Saved data entries:
━━━━━━━━

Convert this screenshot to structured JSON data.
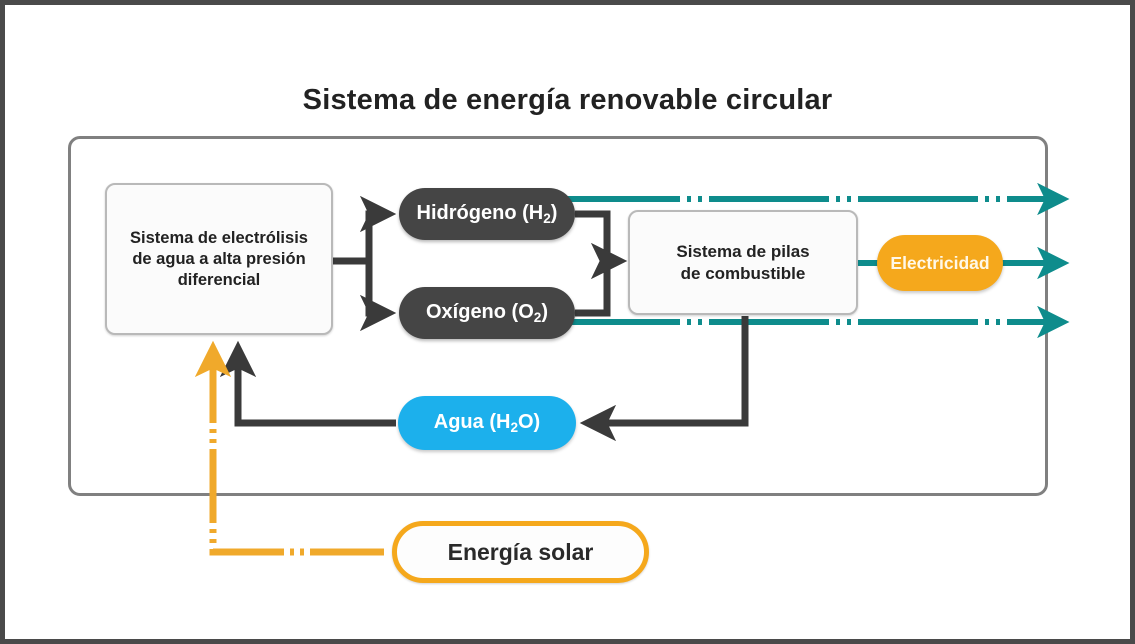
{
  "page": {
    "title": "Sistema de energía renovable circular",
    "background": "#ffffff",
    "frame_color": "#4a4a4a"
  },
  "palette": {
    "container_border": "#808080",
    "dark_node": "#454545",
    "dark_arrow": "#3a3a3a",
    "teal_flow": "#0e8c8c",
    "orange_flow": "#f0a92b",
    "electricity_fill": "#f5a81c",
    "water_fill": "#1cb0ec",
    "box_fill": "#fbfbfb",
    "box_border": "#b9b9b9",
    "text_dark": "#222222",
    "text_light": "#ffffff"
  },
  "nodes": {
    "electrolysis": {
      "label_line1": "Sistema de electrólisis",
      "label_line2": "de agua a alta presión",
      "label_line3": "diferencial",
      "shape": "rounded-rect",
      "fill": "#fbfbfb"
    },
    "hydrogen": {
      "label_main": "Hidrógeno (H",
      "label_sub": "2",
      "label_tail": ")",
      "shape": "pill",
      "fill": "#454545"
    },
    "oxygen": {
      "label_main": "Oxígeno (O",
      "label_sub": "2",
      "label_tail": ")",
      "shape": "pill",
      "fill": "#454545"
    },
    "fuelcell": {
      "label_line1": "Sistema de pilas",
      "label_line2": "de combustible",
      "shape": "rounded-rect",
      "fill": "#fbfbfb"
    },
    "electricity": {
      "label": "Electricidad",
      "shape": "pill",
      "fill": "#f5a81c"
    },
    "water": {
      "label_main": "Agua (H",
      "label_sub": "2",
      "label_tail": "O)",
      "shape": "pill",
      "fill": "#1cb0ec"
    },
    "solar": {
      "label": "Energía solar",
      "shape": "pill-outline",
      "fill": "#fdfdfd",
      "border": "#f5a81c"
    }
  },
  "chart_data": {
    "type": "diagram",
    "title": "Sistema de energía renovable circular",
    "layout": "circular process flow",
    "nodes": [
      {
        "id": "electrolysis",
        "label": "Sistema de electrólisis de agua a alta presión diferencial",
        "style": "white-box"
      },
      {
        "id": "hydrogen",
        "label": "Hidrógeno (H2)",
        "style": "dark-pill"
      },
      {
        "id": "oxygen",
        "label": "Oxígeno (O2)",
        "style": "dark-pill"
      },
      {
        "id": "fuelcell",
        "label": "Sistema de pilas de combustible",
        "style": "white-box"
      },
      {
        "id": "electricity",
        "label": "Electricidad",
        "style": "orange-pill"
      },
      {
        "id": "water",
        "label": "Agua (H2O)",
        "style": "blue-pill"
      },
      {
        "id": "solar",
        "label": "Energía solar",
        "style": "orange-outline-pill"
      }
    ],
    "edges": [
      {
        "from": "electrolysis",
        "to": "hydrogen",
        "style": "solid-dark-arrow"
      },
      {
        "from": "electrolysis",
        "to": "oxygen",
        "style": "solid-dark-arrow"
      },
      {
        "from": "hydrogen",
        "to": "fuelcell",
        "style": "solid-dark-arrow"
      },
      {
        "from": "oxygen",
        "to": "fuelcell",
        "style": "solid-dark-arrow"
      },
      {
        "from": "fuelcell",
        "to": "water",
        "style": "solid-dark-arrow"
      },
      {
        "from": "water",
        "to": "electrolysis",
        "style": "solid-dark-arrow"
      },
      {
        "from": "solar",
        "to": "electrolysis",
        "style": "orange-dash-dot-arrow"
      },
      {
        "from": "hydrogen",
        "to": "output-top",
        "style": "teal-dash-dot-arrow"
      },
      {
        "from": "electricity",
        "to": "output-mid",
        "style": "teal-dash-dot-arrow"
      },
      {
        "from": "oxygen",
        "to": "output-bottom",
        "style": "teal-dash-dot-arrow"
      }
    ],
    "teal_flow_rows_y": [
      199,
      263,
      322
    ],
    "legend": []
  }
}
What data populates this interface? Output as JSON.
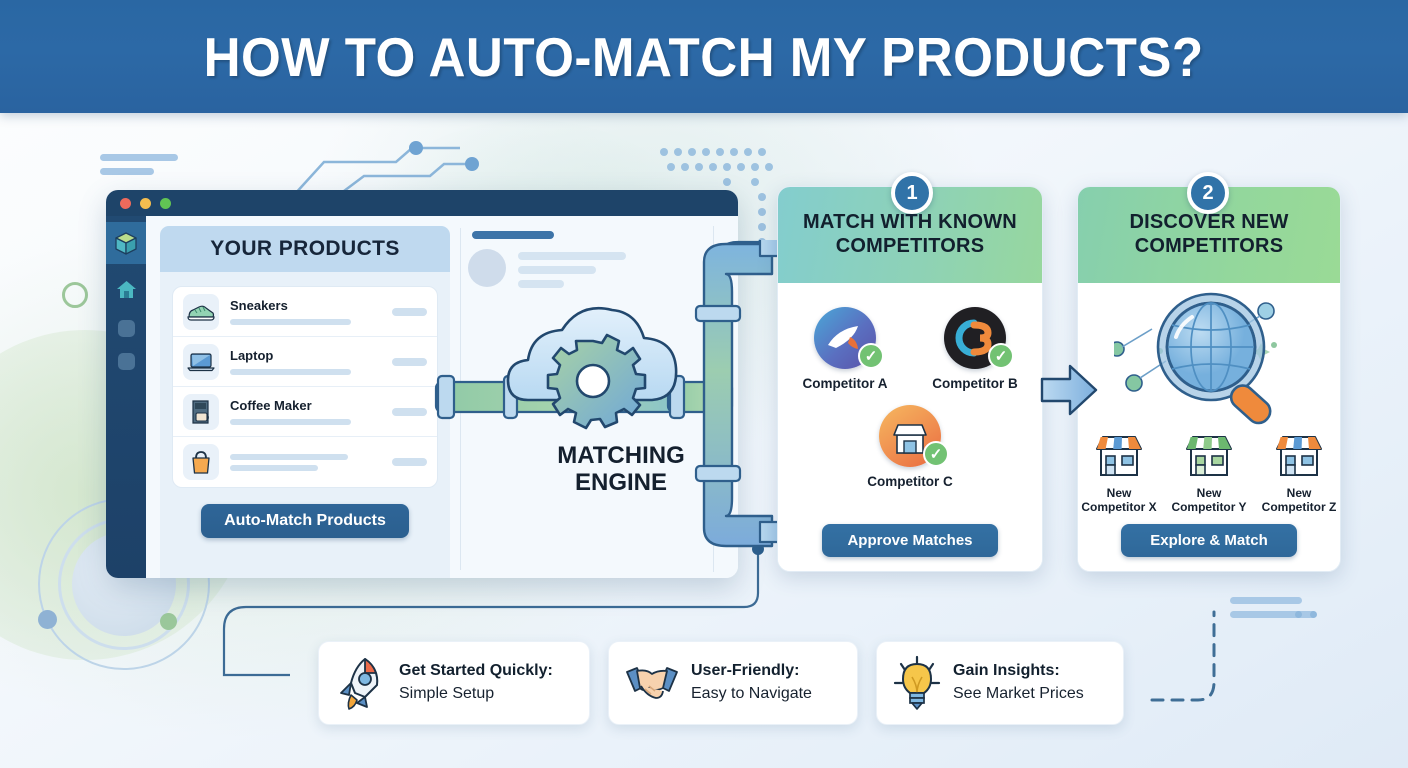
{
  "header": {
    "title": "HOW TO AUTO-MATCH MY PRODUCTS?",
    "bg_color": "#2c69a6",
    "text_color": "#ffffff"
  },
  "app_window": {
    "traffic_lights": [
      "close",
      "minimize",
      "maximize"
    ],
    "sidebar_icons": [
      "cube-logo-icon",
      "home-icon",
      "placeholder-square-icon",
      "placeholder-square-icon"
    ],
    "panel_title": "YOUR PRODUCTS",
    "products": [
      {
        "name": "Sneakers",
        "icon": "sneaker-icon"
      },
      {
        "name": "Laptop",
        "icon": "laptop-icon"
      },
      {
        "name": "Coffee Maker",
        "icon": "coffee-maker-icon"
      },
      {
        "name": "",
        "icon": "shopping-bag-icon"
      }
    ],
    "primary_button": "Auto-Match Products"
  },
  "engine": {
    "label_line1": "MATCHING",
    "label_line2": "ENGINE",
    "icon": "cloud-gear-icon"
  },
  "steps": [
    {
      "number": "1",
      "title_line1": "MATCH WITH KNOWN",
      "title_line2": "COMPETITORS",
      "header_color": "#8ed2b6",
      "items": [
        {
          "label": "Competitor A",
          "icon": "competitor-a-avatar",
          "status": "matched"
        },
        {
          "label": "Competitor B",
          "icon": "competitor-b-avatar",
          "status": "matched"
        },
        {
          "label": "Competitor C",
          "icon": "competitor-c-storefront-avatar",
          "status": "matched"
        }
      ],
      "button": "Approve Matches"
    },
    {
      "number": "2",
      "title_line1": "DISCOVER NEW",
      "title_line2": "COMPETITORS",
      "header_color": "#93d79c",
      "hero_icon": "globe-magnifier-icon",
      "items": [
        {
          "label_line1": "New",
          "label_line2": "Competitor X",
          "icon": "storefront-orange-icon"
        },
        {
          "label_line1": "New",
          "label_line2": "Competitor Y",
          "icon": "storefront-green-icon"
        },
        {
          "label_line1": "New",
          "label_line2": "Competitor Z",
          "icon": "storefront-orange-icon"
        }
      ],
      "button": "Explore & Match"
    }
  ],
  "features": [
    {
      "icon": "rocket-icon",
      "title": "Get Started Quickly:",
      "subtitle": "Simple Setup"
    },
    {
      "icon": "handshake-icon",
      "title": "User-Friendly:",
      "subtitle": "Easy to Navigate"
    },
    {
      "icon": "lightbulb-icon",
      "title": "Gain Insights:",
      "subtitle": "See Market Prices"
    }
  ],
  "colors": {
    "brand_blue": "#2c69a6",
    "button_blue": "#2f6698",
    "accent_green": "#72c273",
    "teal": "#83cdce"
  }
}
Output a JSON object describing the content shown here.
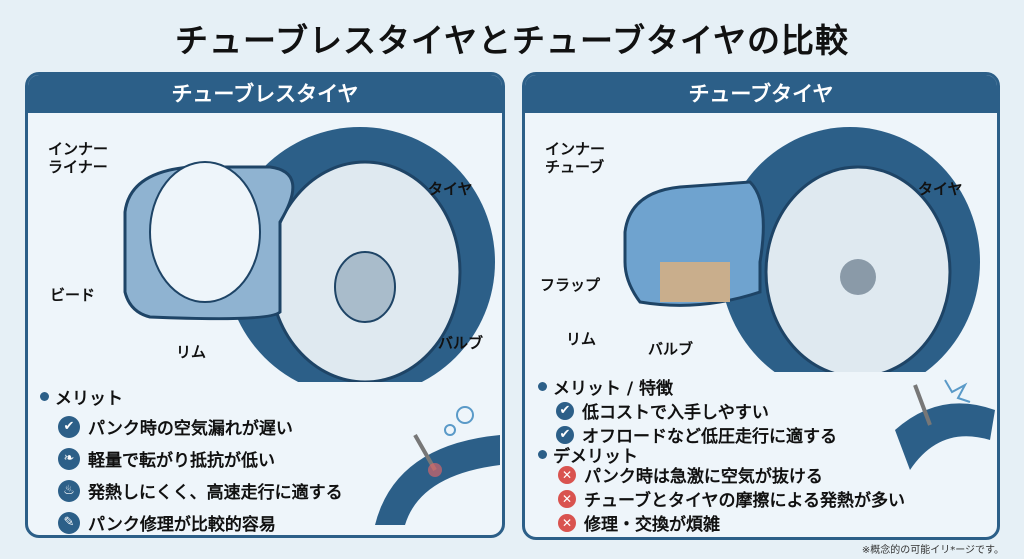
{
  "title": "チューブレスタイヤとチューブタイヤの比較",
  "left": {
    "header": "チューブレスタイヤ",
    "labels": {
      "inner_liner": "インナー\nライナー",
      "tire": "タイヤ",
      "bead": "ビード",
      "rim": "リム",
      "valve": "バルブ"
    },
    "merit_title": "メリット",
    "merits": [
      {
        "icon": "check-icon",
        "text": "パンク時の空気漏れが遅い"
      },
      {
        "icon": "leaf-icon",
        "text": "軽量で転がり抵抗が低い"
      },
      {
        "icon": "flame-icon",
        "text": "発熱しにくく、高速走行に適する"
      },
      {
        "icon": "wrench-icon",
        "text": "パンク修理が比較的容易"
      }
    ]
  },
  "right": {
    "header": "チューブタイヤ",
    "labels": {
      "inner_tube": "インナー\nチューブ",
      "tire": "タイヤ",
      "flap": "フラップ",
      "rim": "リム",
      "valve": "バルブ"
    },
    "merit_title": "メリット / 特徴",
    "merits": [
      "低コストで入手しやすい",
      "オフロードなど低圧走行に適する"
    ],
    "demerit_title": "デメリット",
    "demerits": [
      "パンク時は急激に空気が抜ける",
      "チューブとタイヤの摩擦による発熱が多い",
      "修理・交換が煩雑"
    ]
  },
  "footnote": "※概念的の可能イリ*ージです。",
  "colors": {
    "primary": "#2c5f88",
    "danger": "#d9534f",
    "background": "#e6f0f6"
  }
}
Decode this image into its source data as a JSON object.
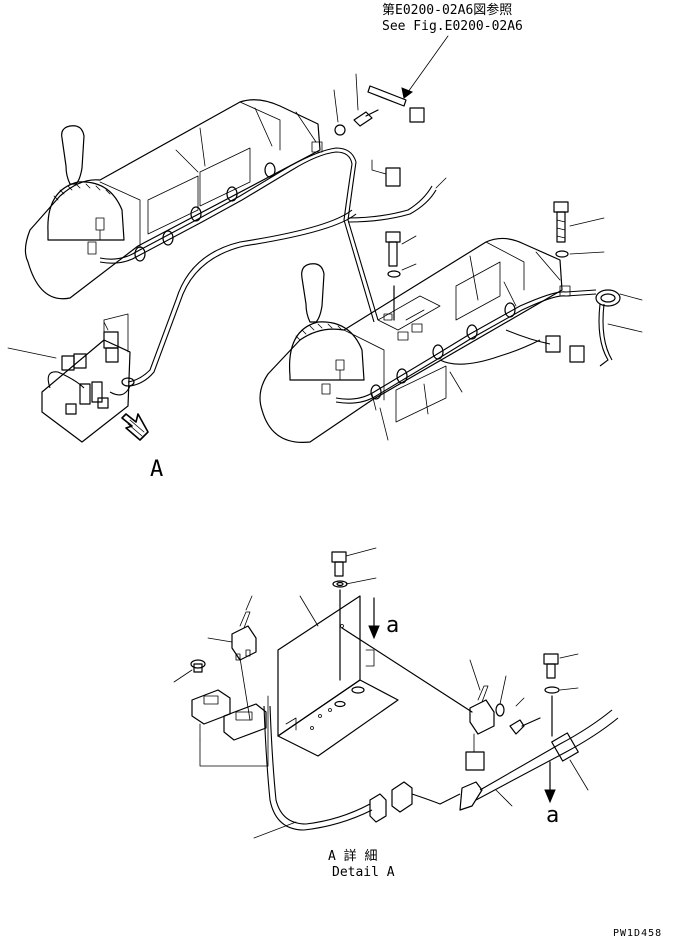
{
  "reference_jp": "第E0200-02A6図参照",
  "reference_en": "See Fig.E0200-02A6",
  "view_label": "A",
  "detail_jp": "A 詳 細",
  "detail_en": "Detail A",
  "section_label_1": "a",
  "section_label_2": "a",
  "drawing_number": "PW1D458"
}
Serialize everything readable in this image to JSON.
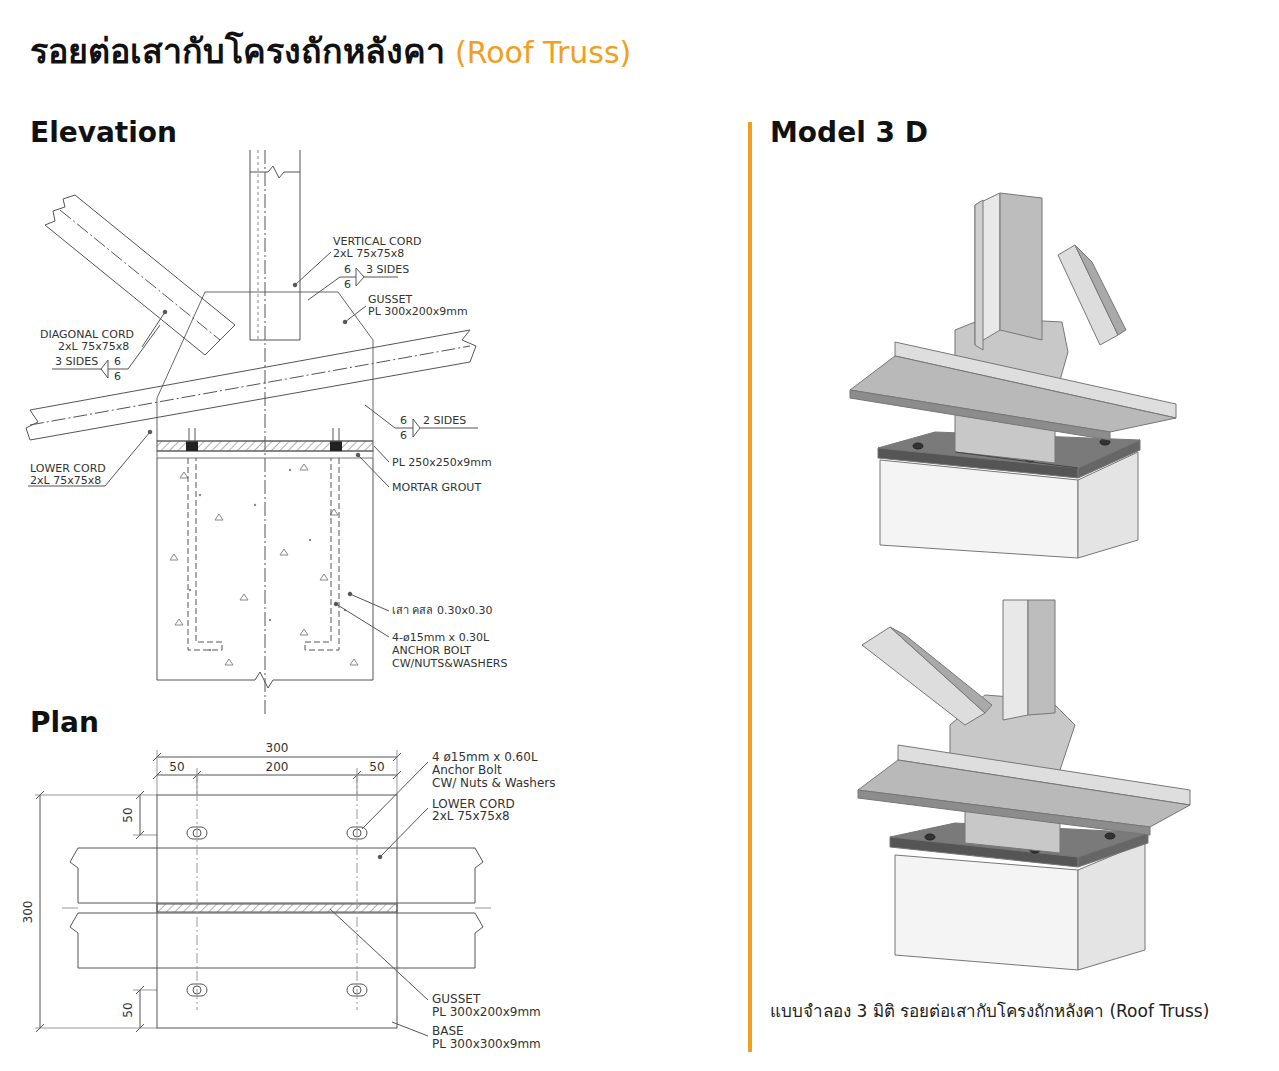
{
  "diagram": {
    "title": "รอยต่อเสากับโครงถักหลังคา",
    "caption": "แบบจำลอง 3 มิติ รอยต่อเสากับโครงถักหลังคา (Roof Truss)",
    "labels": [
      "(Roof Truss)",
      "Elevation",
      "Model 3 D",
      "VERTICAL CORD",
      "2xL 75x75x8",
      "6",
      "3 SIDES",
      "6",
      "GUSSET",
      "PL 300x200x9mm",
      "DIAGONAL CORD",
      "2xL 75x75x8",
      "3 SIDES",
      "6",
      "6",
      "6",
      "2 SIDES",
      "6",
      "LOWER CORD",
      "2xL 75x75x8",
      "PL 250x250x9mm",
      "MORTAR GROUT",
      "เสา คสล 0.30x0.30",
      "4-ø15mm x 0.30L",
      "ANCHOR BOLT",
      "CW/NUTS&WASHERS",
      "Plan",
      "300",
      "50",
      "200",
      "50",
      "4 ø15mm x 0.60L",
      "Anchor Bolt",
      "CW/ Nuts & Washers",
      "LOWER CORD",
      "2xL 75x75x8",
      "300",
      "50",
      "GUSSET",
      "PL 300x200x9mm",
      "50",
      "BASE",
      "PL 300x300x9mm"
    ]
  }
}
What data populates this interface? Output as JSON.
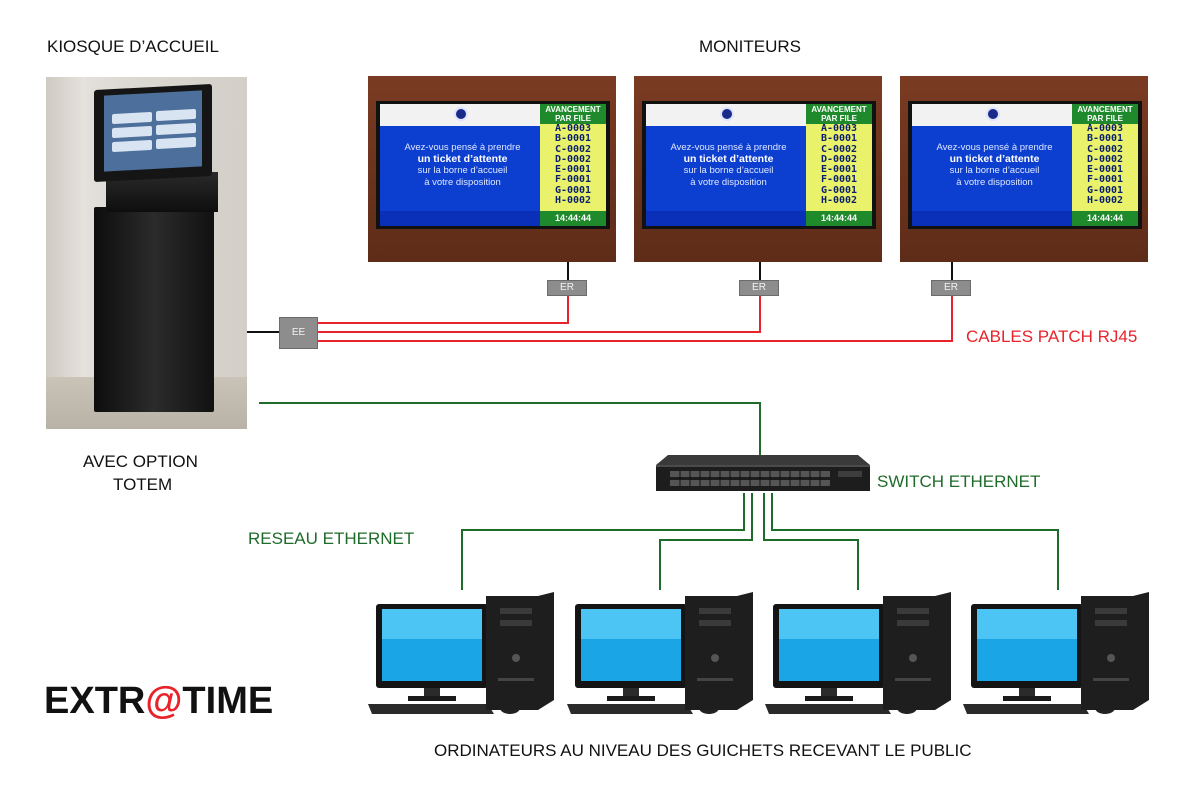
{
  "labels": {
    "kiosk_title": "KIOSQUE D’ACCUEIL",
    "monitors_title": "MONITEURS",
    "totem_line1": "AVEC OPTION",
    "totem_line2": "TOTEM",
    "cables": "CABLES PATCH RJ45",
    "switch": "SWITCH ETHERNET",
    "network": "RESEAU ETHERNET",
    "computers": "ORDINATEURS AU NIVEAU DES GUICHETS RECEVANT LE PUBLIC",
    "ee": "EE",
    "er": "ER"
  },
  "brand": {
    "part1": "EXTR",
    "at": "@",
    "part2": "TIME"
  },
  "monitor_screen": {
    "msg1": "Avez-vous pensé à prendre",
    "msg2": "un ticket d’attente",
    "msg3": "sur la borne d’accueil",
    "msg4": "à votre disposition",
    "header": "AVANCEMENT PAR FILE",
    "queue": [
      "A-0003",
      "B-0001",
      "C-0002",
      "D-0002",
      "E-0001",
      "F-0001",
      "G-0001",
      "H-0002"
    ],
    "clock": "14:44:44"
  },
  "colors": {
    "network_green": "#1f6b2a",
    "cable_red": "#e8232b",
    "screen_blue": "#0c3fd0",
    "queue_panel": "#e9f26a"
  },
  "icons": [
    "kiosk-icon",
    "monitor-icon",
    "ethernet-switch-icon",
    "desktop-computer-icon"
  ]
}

━━━━━━━━

• TASK REQUIREMENTS: Search the records above for "electrólisis". Copy each line where it is found.

• SOLUTION TO THE EXERCISE:
      "label_line1": "Sistema de electrólisis",
        "label": "Sistema de electrólisis de agua a alta presión diferencial",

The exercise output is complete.